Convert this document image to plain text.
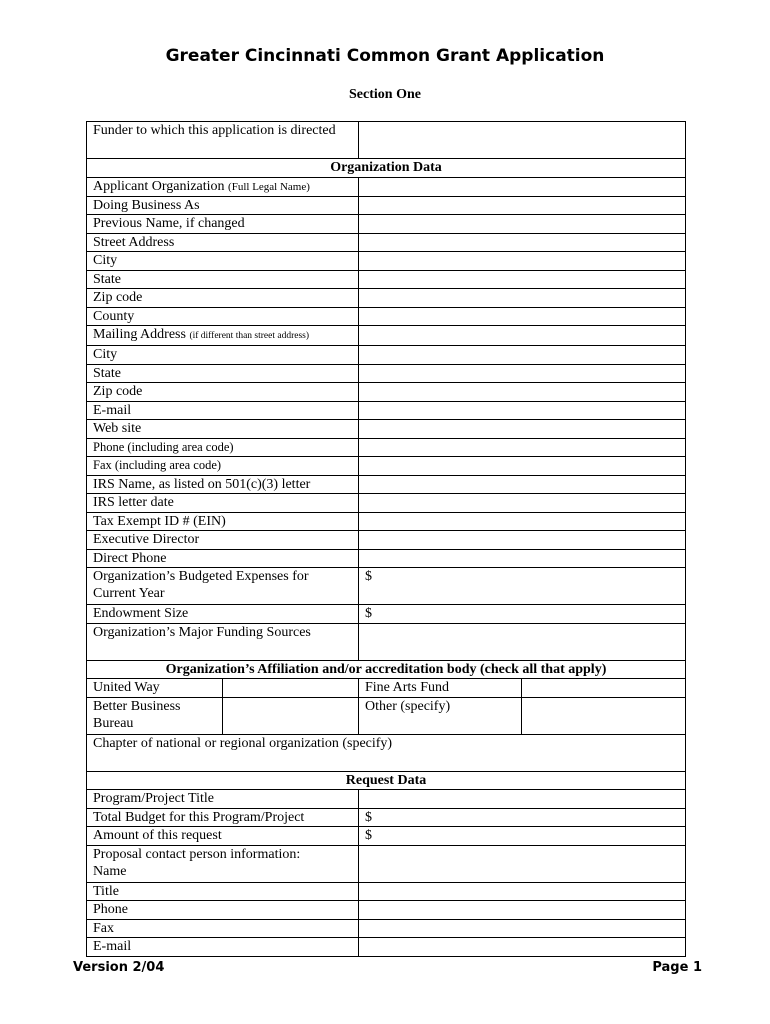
Greater Cincinnati Common Grant Application
Section One
Funder to which this application is directed			
Organization Data			
Applicant Organization (Full Legal Name)			
Doing Business As			
Previous Name, if changed			
Street Address			
City			
State			
Zip code			
County			
Mailing Address (if different than street address)			
City			
State			
Zip code			
E-mail			
Web site			
Phone (including area code)			
Fax (including area code)			
IRS Name, as listed on 501(c)(3) letter			
IRS letter date			
Tax Exempt ID # (EIN)			
Executive Director			
Direct Phone			
Organization’s Budgeted Expenses for Current Year		$	
Endowment Size		$	
Organization’s Major Funding Sources			
Organization’s Affiliation and/or accreditation body (check all that apply)			
United Way		Fine Arts Fund	
Better Business Bureau		Other (specify)	
Chapter of national or regional organization (specify)			
Request Data			
Program/Project Title			
Total Budget for this Program/Project		$	
Amount of this request		$	
Proposal contact person information:
Name			
Title			
Phone			
Fax			
E-mail			
Version 2/04	Page 1
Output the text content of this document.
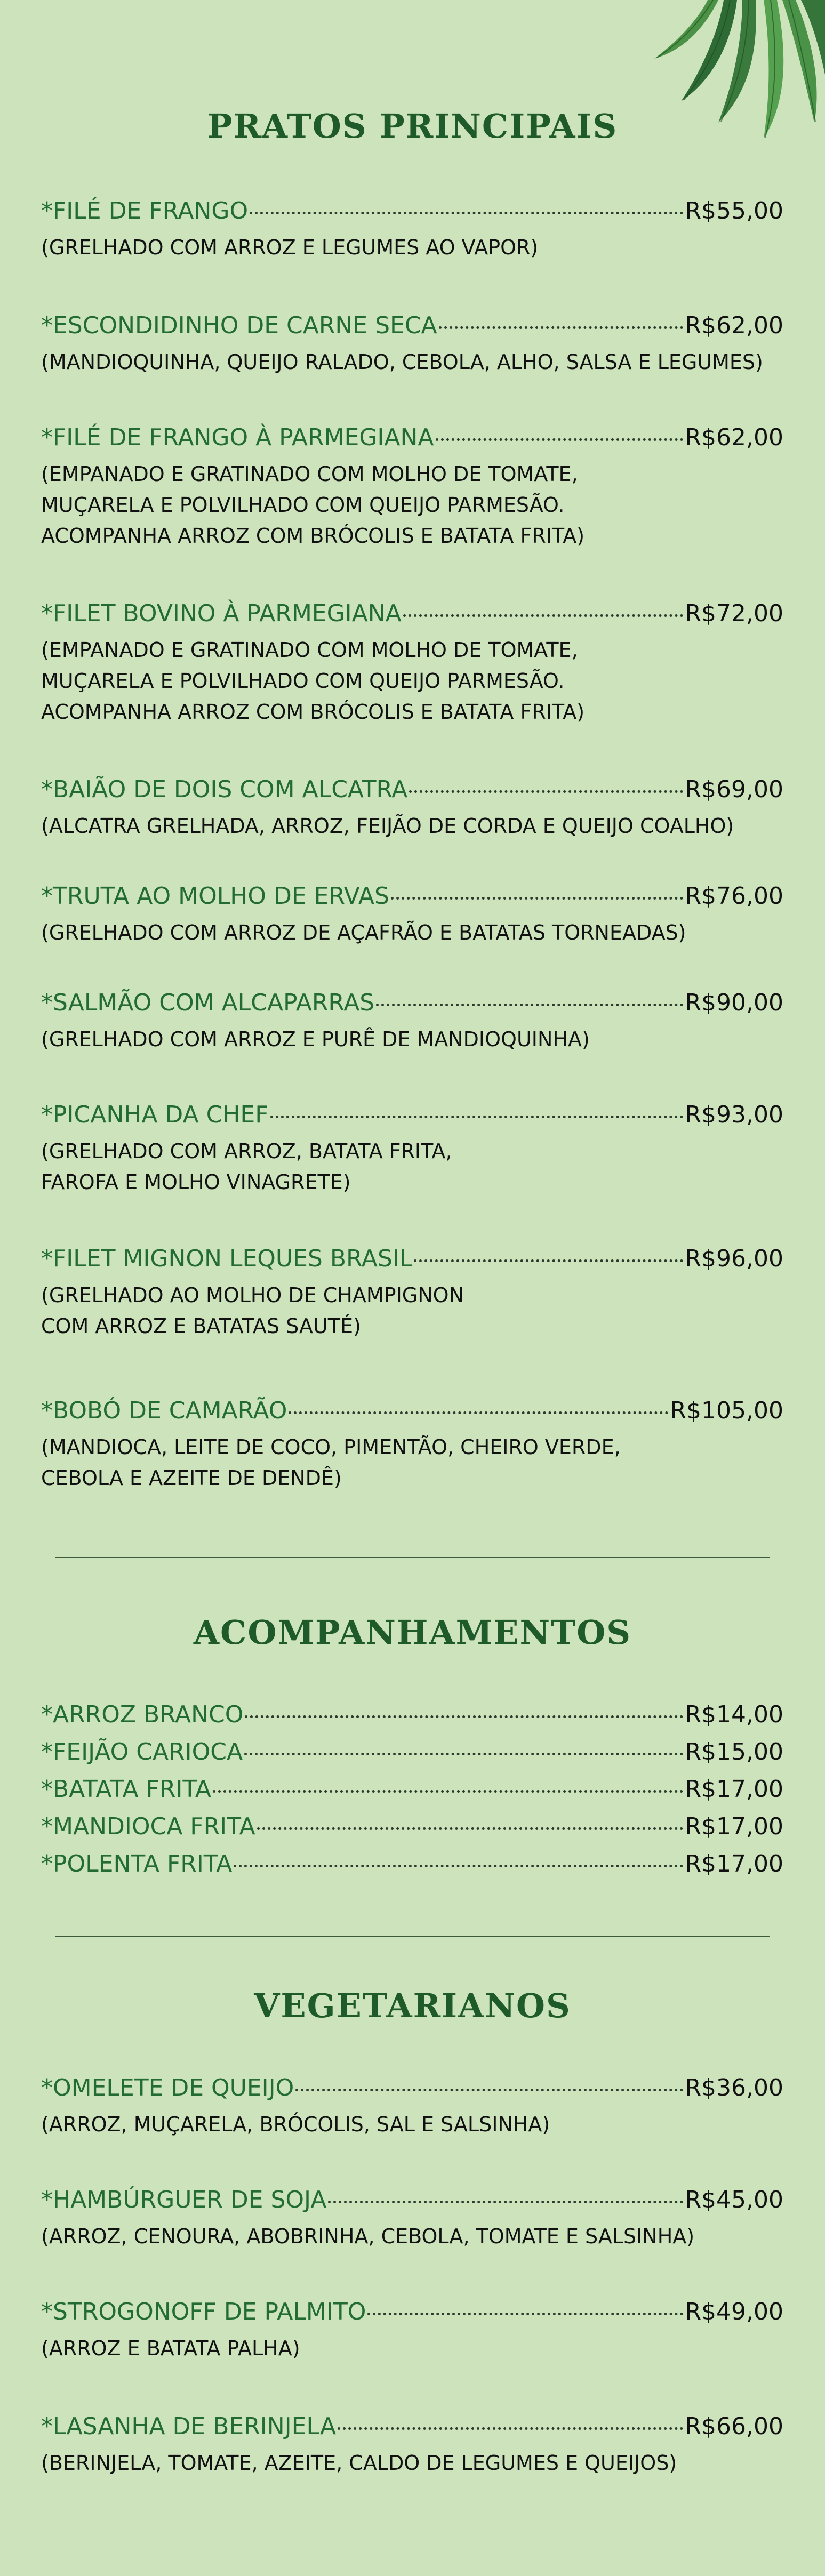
PRATOS PRINCIPAIS
*FILÉ DE FRANGO	R$55,00
(GRELHADO COM ARROZ E LEGUMES AO VAPOR)
*ESCONDIDINHO DE CARNE SECA	R$62,00
(MANDIOQUINHA, QUEIJO RALADO, CEBOLA, ALHO, SALSA E LEGUMES)
*FILÉ DE FRANGO À PARMEGIANA	R$62,00
(EMPANADO E GRATINADO COM MOLHO DE TOMATE,
MUÇARELA E POLVILHADO COM QUEIJO PARMESÃO.
ACOMPANHA ARROZ COM BRÓCOLIS E BATATA FRITA)
*FILET BOVINO À PARMEGIANA	R$72,00
(EMPANADO E GRATINADO COM MOLHO DE TOMATE,
MUÇARELA E POLVILHADO COM QUEIJO PARMESÃO.
ACOMPANHA ARROZ COM BRÓCOLIS E BATATA FRITA)
*BAIÃO DE DOIS COM ALCATRA	R$69,00
(ALCATRA GRELHADA, ARROZ, FEIJÃO DE CORDA E QUEIJO COALHO)
*TRUTA AO MOLHO DE ERVAS	R$76,00
(GRELHADO COM ARROZ DE AÇAFRÃO E BATATAS TORNEADAS)
*SALMÃO COM ALCAPARRAS	R$90,00
(GRELHADO COM ARROZ E PURÊ DE MANDIOQUINHA)
*PICANHA DA CHEF	R$93,00
(GRELHADO COM ARROZ, BATATA FRITA,
FAROFA E MOLHO VINAGRETE)
*FILET MIGNON LEQUES BRASIL	R$96,00
(GRELHADO AO MOLHO DE CHAMPIGNON
COM ARROZ E BATATAS SAUTÉ)
*BOBÓ DE CAMARÃO	R$105,00
(MANDIOCA, LEITE DE COCO, PIMENTÃO, CHEIRO VERDE,
CEBOLA E AZEITE DE DENDÊ)
ACOMPANHAMENTOS
*ARROZ BRANCO	R$14,00
*FEIJÃO CARIOCA	R$15,00
*BATATA FRITA	R$17,00
*MANDIOCA FRITA	R$17,00
*POLENTA FRITA	R$17,00
VEGETARIANOS
*OMELETE DE QUEIJO	R$36,00
(ARROZ, MUÇARELA, BRÓCOLIS, SAL E SALSINHA)
*HAMBÚRGUER DE SOJA	R$45,00
(ARROZ, CENOURA, ABOBRINHA, CEBOLA, TOMATE E SALSINHA)
*STROGONOFF DE PALMITO	R$49,00
(ARROZ E BATATA PALHA)
*LASANHA DE BERINJELA	R$66,00
(BERINJELA, TOMATE, AZEITE, CALDO DE LEGUMES E QUEIJOS)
= = = =
Quote every line word for word and keep the images out of the copy.

* _Complete answer_:
Convert this document image to plain text.
Greater Cincinnati Common Grant Application
Section One
Funder to which this application is directed			
Organization Data			
Applicant Organization (Full Legal Name)			
Doing Business As			
Previous Name, if changed			
Street Address			
City			
State			
Zip code			
County			
Mailing Address (if different than street address)			
City			
State			
Zip code			
E-mail			
Web site			
Phone (including area code)			
Fax (including area code)			
IRS Name, as listed on 501(c)(3) letter			
IRS letter date			
Tax Exempt ID # (EIN)			
Executive Director			
Direct Phone			
Organization’s Budgeted Expenses for Current Year		$	
Endowment Size		$	
Organization’s Major Funding Sources			
Organization’s Affiliation and/or accreditation body (check all that apply)			
United Way		Fine Arts Fund	
Better Business Bureau		Other (specify)	
Chapter of national or regional organization (specify)			
Request Data			
Program/Project Title			
Total Budget for this Program/Project		$	
Amount of this request		$	
Proposal contact person information:
Name			
Title			
Phone			
Fax			
E-mail			
Version 2/04	Page 1
Output the text content of this document.
PRATOS PRINCIPAIS
*FILÉ DE FRANGO	R$55,00
(GRELHADO COM ARROZ E LEGUMES AO VAPOR)
*ESCONDIDINHO DE CARNE SECA	R$62,00
(MANDIOQUINHA, QUEIJO RALADO, CEBOLA, ALHO, SALSA E LEGUMES)
*FILÉ DE FRANGO À PARMEGIANA	R$62,00
(EMPANADO E GRATINADO COM MOLHO DE TOMATE,
MUÇARELA E POLVILHADO COM QUEIJO PARMESÃO.
ACOMPANHA ARROZ COM BRÓCOLIS E BATATA FRITA)
*FILET BOVINO À PARMEGIANA	R$72,00
(EMPANADO E GRATINADO COM MOLHO DE TOMATE,
MUÇARELA E POLVILHADO COM QUEIJO PARMESÃO.
ACOMPANHA ARROZ COM BRÓCOLIS E BATATA FRITA)
*BAIÃO DE DOIS COM ALCATRA	R$69,00
(ALCATRA GRELHADA, ARROZ, FEIJÃO DE CORDA E QUEIJO COALHO)
*TRUTA AO MOLHO DE ERVAS	R$76,00
(GRELHADO COM ARROZ DE AÇAFRÃO E BATATAS TORNEADAS)
*SALMÃO COM ALCAPARRAS	R$90,00
(GRELHADO COM ARROZ E PURÊ DE MANDIOQUINHA)
*PICANHA DA CHEF	R$93,00
(GRELHADO COM ARROZ, BATATA FRITA,
FAROFA E MOLHO VINAGRETE)
*FILET MIGNON LEQUES BRASIL	R$96,00
(GRELHADO AO MOLHO DE CHAMPIGNON
COM ARROZ E BATATAS SAUTÉ)
*BOBÓ DE CAMARÃO	R$105,00
(MANDIOCA, LEITE DE COCO, PIMENTÃO, CHEIRO VERDE,
CEBOLA E AZEITE DE DENDÊ)
ACOMPANHAMENTOS
*ARROZ BRANCO	R$14,00
*FEIJÃO CARIOCA	R$15,00
*BATATA FRITA	R$17,00
*MANDIOCA FRITA	R$17,00
*POLENTA FRITA	R$17,00
VEGETARIANOS
*OMELETE DE QUEIJO	R$36,00
(ARROZ, MUÇARELA, BRÓCOLIS, SAL E SALSINHA)
*HAMBÚRGUER DE SOJA	R$45,00
(ARROZ, CENOURA, ABOBRINHA, CEBOLA, TOMATE E SALSINHA)
*STROGONOFF DE PALMITO	R$49,00
(ARROZ E BATATA PALHA)
*LASANHA DE BERINJELA	R$66,00
(BERINJELA, TOMATE, AZEITE, CALDO DE LEGUMES E QUEIJOS)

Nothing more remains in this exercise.